- _To be done_:
Output every line of the data exactly as it appears.

— Begin Given information —

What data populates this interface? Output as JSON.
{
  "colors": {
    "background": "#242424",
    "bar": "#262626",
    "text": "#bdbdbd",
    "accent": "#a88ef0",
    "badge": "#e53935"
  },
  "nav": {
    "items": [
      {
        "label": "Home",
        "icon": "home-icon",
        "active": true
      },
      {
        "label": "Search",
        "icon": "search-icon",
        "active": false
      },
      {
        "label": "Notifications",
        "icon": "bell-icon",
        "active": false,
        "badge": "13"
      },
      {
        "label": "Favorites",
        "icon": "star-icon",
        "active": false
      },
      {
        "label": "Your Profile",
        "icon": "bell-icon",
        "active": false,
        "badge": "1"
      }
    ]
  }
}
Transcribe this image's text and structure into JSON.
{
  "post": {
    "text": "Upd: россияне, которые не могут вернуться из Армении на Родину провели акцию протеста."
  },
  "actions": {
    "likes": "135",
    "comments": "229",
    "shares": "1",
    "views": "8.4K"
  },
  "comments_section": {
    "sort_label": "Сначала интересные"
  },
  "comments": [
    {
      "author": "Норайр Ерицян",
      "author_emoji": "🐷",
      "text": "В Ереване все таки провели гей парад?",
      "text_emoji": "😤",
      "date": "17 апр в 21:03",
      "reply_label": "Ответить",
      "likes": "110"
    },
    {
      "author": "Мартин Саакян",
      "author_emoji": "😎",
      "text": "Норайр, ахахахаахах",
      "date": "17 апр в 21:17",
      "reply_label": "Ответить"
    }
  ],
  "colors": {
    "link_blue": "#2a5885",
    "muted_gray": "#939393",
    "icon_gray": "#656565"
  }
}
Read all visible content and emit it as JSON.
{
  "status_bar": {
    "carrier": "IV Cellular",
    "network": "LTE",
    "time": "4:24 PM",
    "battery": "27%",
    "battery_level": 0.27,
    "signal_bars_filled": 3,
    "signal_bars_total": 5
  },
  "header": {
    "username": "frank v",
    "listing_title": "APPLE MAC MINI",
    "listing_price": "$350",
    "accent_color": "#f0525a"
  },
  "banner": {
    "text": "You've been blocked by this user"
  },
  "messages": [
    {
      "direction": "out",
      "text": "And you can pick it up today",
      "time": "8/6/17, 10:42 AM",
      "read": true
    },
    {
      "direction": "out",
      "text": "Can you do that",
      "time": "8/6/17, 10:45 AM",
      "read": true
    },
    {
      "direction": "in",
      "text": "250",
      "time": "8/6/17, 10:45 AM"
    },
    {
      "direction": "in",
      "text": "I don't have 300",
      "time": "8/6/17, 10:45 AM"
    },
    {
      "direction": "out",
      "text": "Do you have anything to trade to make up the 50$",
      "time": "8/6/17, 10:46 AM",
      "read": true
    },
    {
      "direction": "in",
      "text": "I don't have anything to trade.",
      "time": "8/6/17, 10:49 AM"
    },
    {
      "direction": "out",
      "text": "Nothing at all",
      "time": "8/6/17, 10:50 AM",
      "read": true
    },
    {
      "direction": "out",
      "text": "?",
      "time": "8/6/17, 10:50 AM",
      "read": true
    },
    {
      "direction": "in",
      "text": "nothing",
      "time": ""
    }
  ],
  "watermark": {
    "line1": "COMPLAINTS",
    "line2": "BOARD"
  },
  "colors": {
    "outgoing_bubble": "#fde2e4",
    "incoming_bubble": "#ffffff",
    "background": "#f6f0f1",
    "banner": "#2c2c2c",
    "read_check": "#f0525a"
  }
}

— End Given information —

- _Task output_:
What data populates this interface? Output as JSON.
{
  "colors": {
    "background": "#242424",
    "bar": "#262626",
    "text": "#bdbdbd",
    "accent": "#a88ef0",
    "badge": "#e53935"
  },
  "nav": {
    "items": [
      {
        "label": "Home",
        "icon": "home-icon",
        "active": true
      },
      {
        "label": "Search",
        "icon": "search-icon",
        "active": false
      },
      {
        "label": "Notifications",
        "icon": "bell-icon",
        "active": false,
        "badge": "13"
      },
      {
        "label": "Favorites",
        "icon": "star-icon",
        "active": false
      },
      {
        "label": "Your Profile",
        "icon": "bell-icon",
        "active": false,
        "badge": "1"
      }
    ]
  }
}
Transcribe this image's text and structure into JSON.
{
  "post": {
    "text": "Upd: россияне, которые не могут вернуться из Армении на Родину провели акцию протеста."
  },
  "actions": {
    "likes": "135",
    "comments": "229",
    "shares": "1",
    "views": "8.4K"
  },
  "comments_section": {
    "sort_label": "Сначала интересные"
  },
  "comments": [
    {
      "author": "Норайр Ерицян",
      "author_emoji": "🐷",
      "text": "В Ереване все таки провели гей парад?",
      "text_emoji": "😤",
      "date": "17 апр в 21:03",
      "reply_label": "Ответить",
      "likes": "110"
    },
    {
      "author": "Мартин Саакян",
      "author_emoji": "😎",
      "text": "Норайр, ахахахаахах",
      "date": "17 апр в 21:17",
      "reply_label": "Ответить"
    }
  ],
  "colors": {
    "link_blue": "#2a5885",
    "muted_gray": "#939393",
    "icon_gray": "#656565"
  }
}
Read all visible content and emit it as JSON.
{
  "status_bar": {
    "carrier": "IV Cellular",
    "network": "LTE",
    "time": "4:24 PM",
    "battery": "27%",
    "battery_level": 0.27,
    "signal_bars_filled": 3,
    "signal_bars_total": 5
  },
  "header": {
    "username": "frank v",
    "listing_title": "APPLE MAC MINI",
    "listing_price": "$350",
    "accent_color": "#f0525a"
  },
  "banner": {
    "text": "You've been blocked by this user"
  },
  "messages": [
    {
      "direction": "out",
      "text": "And you can pick it up today",
      "time": "8/6/17, 10:42 AM",
      "read": true
    },
    {
      "direction": "out",
      "text": "Can you do that",
      "time": "8/6/17, 10:45 AM",
      "read": true
    },
    {
      "direction": "in",
      "text": "250",
      "time": "8/6/17, 10:45 AM"
    },
    {
      "direction": "in",
      "text": "I don't have 300",
      "time": "8/6/17, 10:45 AM"
    },
    {
      "direction": "out",
      "text": "Do you have anything to trade to make up the 50$",
      "time": "8/6/17, 10:46 AM",
      "read": true
    },
    {
      "direction": "in",
      "text": "I don't have anything to trade.",
      "time": "8/6/17, 10:49 AM"
    },
    {
      "direction": "out",
      "text": "Nothing at all",
      "time": "8/6/17, 10:50 AM",
      "read": true
    },
    {
      "direction": "out",
      "text": "?",
      "time": "8/6/17, 10:50 AM",
      "read": true
    },
    {
      "direction": "in",
      "text": "nothing",
      "time": ""
    }
  ],
  "watermark": {
    "line1": "COMPLAINTS",
    "line2": "BOARD"
  },
  "colors": {
    "outgoing_bubble": "#fde2e4",
    "incoming_bubble": "#ffffff",
    "background": "#f6f0f1",
    "banner": "#2c2c2c",
    "read_check": "#f0525a"
  }
}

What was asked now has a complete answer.